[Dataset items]
######
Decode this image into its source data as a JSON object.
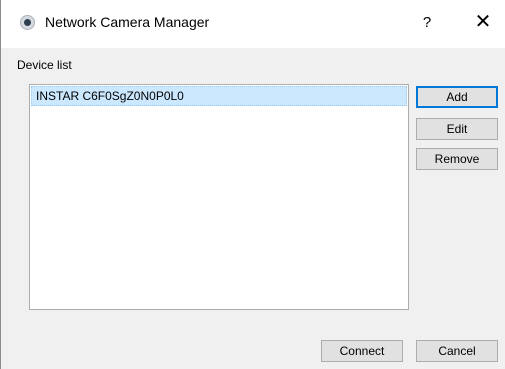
{
  "window": {
    "title": "Network Camera Manager",
    "help_label": "?",
    "close_label": "✕",
    "app_icon": "camera-lens-icon"
  },
  "device_list": {
    "label": "Device list",
    "items": [
      {
        "name": "INSTAR C6F0SgZ0N0P0L0",
        "selected": true
      }
    ]
  },
  "side_buttons": {
    "add": "Add",
    "edit": "Edit",
    "remove": "Remove"
  },
  "footer_buttons": {
    "connect": "Connect",
    "cancel": "Cancel"
  },
  "colors": {
    "selection_background": "#cce8ff",
    "default_button_border": "#0078d7",
    "window_background": "#f0f0f0"
  }
}
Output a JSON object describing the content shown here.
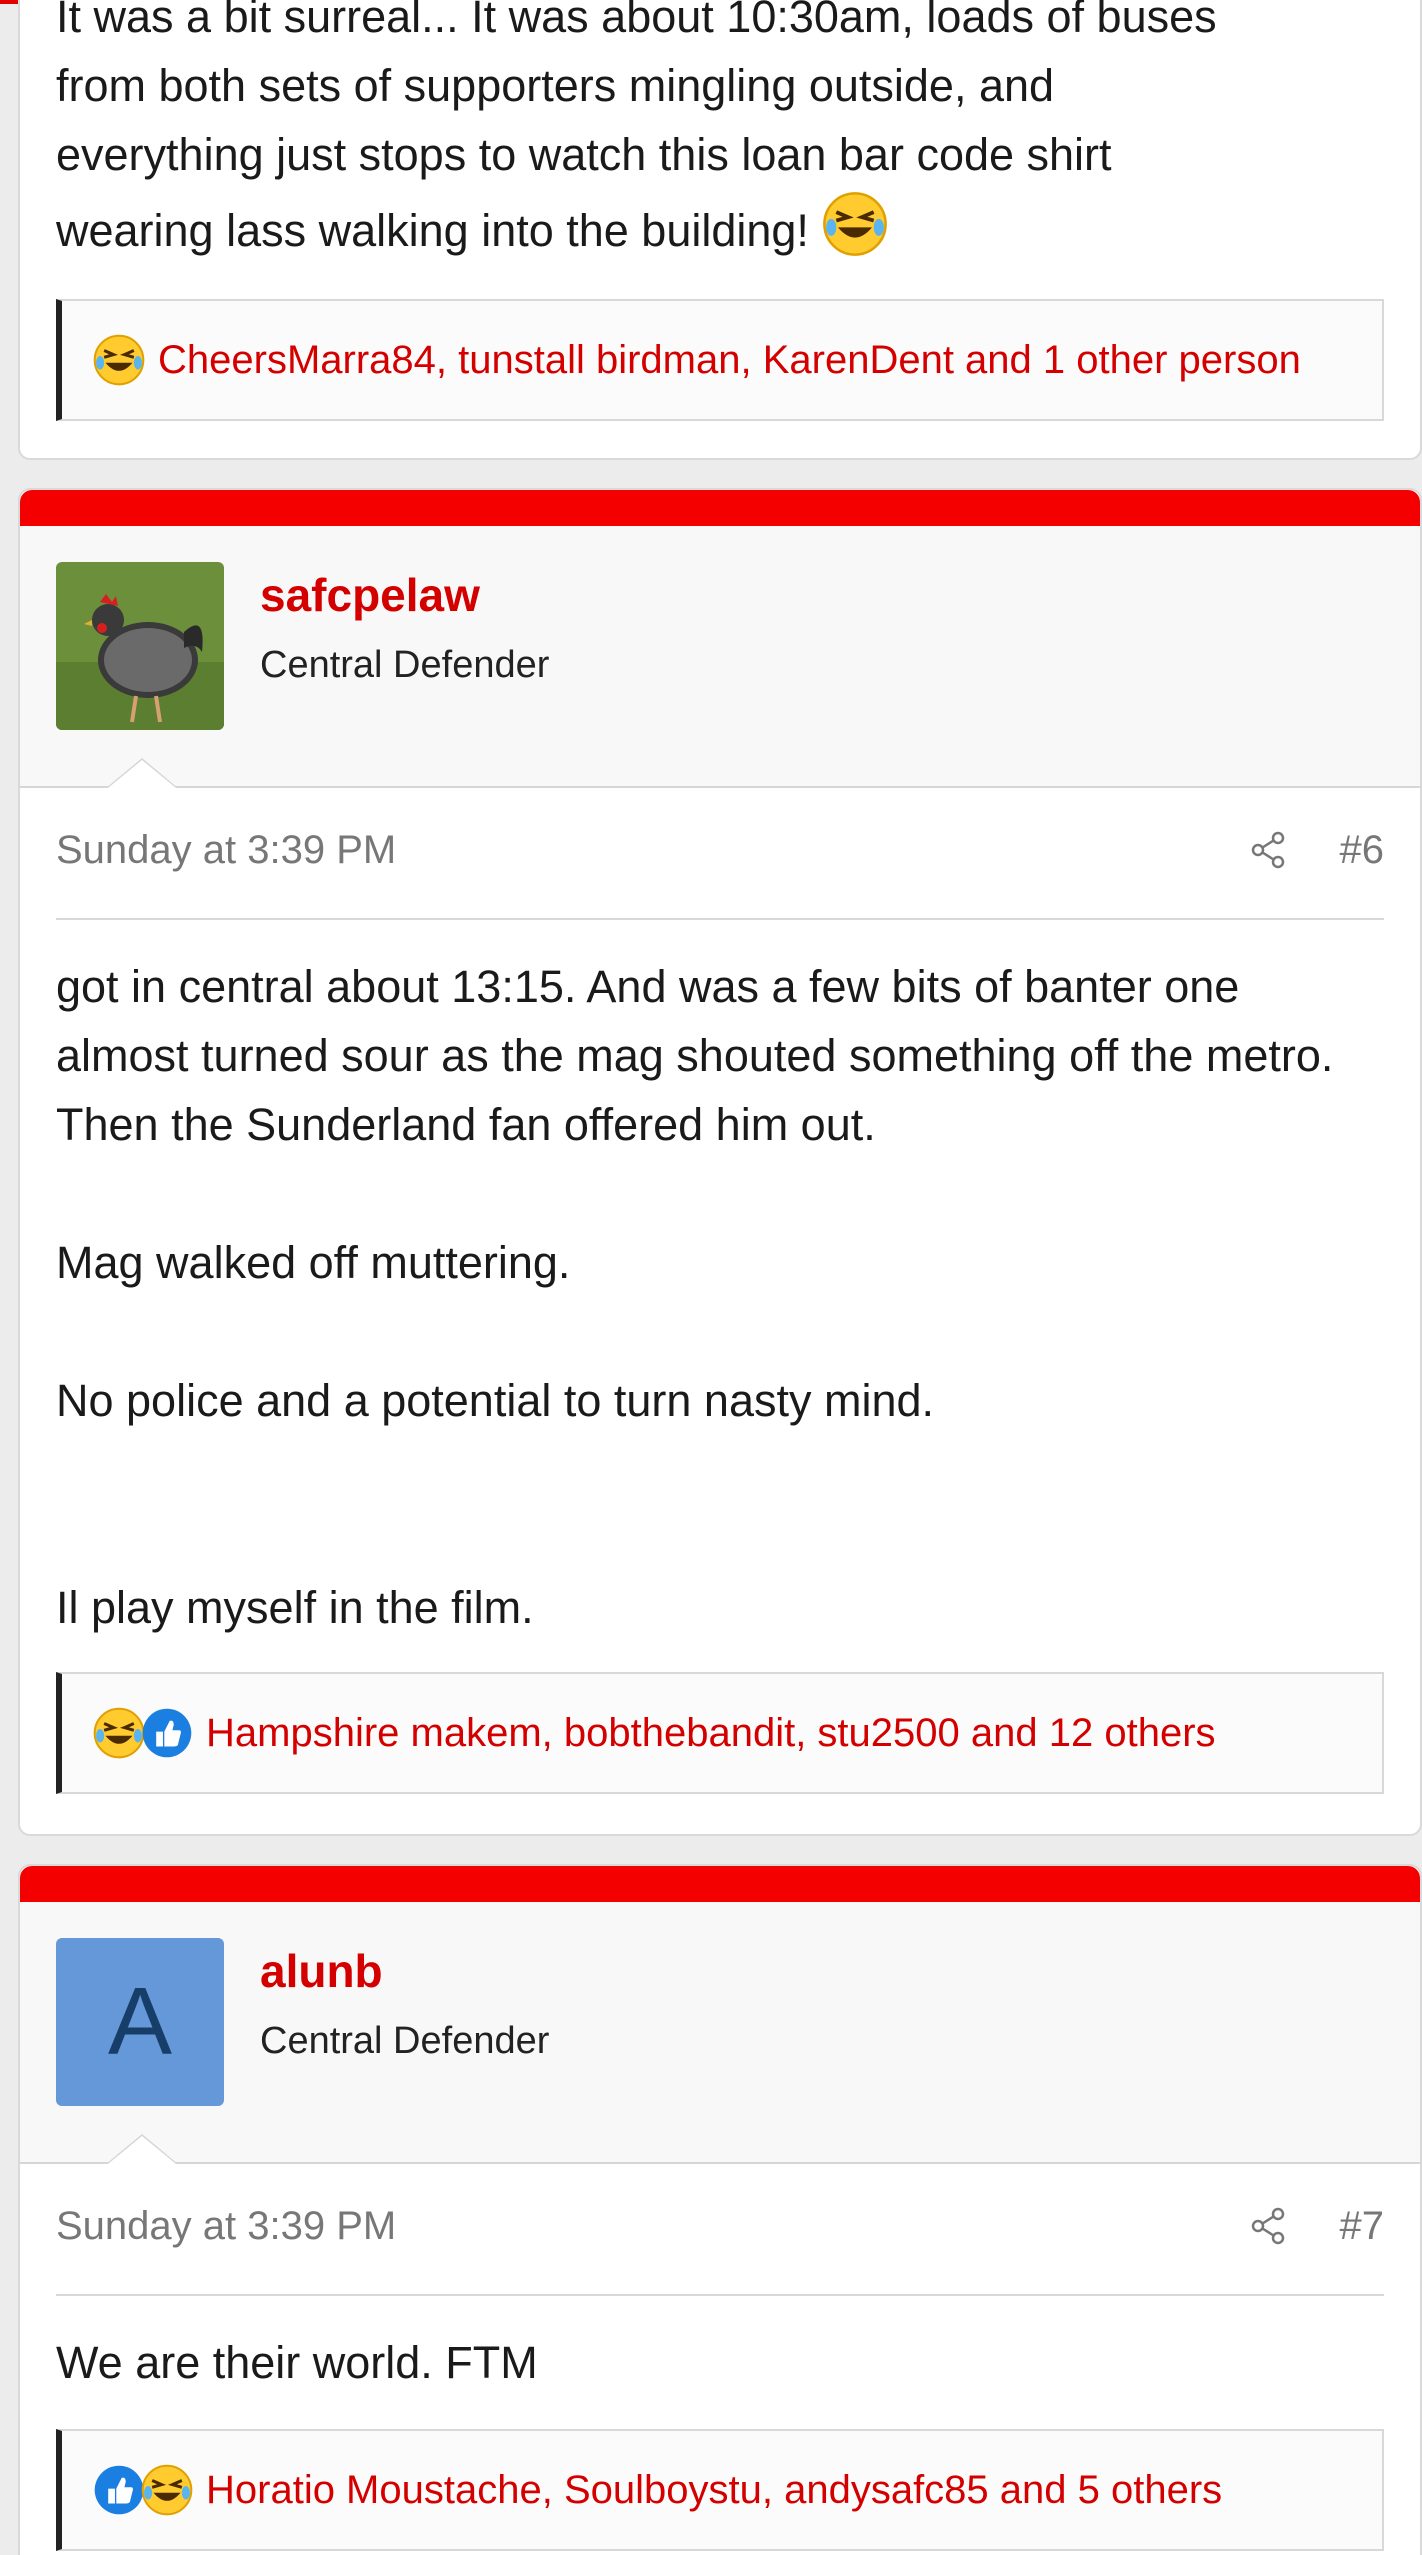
{
  "post5": {
    "body_lines": [
      "It was a bit surreal... It was about 10:30am, loads of buses",
      "from both sets of supporters mingling outside, and",
      "everything just stops to watch this loan bar code shirt",
      "wearing lass walking into the building!"
    ],
    "reactions": {
      "icons": [
        "laughing-emoji"
      ],
      "text": "CheersMarra84, tunstall birdman, KarenDent and 1 other person"
    }
  },
  "post6": {
    "username": "safcpelaw",
    "user_title": "Central Defender",
    "avatar": "chicken-photo",
    "date": "Sunday at 3:39 PM",
    "post_number": "#6",
    "paragraphs": [
      "got in central about 13:15. And was a few bits of banter one almost turned sour as the mag shouted something off the metro. Then the Sunderland fan offered him out.",
      "Mag walked off muttering.",
      "No police and a potential to turn nasty mind.",
      "Il play myself in the film."
    ],
    "reactions": {
      "icons": [
        "laughing-emoji",
        "thumbs-up-icon"
      ],
      "text": "Hampshire makem, bobthebandit, stu2500 and 12 others"
    }
  },
  "post7": {
    "username": "alunb",
    "user_title": "Central Defender",
    "avatar_letter": "A",
    "date": "Sunday at 3:39 PM",
    "post_number": "#7",
    "paragraphs": [
      "We are their world. FTM"
    ],
    "reactions": {
      "icons": [
        "thumbs-up-icon",
        "laughing-emoji"
      ],
      "text": "Horatio Moustache, Soulboystu, andysafc85 and 5 others"
    }
  },
  "colors": {
    "accent_red": "#f40000",
    "link_red": "#d40000",
    "avatar_blue": "#6498d8"
  }
}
######
▶ Aim of the exercise: Go through the data and count each line that has the word "about", then give the total alone.

▶ Solution below: 2